* Start *

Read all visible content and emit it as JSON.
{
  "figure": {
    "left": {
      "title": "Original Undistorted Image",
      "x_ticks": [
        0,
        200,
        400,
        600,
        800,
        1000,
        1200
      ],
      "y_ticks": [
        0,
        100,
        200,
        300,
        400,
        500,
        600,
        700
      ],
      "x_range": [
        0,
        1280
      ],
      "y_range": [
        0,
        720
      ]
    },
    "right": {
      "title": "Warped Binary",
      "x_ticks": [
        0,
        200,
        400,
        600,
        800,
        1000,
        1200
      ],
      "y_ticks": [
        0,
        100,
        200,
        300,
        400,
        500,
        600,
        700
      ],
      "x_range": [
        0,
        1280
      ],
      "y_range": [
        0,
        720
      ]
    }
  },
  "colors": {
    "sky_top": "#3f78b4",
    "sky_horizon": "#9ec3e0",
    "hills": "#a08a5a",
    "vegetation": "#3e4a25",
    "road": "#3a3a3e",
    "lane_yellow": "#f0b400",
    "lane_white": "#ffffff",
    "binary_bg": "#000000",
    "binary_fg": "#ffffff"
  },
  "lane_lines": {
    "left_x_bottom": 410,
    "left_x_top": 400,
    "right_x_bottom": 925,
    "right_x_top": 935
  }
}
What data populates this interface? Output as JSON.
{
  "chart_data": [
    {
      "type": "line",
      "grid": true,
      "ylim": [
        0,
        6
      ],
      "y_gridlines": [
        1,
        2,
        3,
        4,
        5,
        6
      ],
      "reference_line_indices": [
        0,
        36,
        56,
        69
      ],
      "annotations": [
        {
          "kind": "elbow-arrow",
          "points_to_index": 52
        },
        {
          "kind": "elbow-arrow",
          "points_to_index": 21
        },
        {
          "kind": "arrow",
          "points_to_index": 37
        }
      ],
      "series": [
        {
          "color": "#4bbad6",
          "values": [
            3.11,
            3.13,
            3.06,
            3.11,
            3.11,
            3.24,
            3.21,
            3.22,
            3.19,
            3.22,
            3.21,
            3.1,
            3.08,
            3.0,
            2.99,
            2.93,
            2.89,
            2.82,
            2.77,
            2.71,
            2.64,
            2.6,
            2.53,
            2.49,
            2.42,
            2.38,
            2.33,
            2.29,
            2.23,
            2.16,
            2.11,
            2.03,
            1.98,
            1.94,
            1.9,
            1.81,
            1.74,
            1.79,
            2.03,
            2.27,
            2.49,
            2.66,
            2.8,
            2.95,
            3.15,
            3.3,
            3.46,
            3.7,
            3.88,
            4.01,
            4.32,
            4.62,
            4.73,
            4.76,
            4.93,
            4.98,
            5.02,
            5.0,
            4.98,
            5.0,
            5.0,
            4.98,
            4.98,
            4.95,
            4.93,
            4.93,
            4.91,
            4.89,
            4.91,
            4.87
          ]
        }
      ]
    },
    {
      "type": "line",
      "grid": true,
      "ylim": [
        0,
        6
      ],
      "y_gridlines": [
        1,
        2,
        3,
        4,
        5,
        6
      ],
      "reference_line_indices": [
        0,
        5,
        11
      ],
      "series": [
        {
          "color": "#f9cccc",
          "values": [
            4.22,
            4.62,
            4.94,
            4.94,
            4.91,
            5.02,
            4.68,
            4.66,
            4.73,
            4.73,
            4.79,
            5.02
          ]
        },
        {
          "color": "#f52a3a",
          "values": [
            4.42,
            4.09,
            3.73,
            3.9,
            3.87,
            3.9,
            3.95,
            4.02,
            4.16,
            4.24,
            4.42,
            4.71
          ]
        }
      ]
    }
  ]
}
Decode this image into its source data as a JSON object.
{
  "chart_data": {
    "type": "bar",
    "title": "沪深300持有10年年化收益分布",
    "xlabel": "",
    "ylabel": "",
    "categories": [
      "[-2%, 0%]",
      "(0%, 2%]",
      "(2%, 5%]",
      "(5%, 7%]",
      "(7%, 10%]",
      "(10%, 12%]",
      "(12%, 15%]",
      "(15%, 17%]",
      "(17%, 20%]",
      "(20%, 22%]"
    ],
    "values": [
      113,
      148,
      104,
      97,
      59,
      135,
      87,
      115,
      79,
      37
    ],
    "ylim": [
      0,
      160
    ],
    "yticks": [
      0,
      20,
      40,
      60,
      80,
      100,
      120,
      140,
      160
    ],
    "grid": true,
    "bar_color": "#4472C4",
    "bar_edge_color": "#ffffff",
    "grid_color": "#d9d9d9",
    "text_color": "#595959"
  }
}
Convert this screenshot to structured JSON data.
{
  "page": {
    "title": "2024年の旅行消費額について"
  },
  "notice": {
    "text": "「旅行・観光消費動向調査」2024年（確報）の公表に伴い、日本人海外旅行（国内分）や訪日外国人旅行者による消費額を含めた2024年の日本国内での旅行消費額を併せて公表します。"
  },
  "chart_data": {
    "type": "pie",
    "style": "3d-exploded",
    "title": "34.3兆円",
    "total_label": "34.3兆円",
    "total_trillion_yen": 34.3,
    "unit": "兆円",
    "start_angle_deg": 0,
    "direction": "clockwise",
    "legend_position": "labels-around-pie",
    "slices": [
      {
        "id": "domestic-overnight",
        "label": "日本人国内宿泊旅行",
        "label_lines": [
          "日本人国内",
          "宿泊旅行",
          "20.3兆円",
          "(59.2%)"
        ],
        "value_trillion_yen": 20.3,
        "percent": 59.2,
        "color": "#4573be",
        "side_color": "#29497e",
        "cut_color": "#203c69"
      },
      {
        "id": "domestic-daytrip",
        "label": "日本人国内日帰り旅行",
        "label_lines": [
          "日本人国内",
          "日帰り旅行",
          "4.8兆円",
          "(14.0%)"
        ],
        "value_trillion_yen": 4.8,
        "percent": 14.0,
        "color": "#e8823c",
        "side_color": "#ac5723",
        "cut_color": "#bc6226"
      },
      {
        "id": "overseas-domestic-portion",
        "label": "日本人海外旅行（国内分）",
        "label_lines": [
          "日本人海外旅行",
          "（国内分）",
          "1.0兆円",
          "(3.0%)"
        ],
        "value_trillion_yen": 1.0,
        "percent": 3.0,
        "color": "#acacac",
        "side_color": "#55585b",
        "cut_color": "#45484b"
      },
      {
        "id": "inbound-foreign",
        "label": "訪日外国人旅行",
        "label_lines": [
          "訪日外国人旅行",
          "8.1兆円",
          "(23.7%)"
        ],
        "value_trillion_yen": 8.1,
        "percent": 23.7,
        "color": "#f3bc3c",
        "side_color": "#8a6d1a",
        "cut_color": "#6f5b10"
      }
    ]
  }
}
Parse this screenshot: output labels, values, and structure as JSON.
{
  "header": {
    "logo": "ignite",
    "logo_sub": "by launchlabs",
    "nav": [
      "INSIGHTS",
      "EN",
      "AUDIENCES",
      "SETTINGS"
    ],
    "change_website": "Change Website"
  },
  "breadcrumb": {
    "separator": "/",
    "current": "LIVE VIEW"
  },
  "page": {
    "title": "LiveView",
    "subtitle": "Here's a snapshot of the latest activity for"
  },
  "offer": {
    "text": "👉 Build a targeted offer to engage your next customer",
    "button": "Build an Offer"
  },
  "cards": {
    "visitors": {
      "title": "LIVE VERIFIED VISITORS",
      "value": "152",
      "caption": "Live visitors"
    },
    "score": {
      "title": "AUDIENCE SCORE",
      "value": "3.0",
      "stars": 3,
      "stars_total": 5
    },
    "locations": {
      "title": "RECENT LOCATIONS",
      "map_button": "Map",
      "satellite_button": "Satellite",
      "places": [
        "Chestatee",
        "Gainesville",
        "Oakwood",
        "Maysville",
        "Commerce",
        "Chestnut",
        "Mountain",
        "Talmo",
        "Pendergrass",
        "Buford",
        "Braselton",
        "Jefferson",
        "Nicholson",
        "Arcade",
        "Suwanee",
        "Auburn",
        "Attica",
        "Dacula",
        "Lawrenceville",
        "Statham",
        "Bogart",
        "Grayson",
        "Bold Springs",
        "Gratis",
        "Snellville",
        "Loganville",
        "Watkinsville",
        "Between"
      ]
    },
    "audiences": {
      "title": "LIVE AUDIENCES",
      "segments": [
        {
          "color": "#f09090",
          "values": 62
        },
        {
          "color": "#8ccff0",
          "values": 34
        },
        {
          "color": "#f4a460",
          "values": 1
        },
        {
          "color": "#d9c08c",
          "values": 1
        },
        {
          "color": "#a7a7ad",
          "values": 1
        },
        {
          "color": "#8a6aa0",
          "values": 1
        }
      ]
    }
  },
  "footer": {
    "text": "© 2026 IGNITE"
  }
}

* End *

The problem »
From the data above, copy each line that has the string "labels".

Task output »
    "legend_position": "labels-around-pie",
Parse this screenshot: output labels, values, and structure as JSON.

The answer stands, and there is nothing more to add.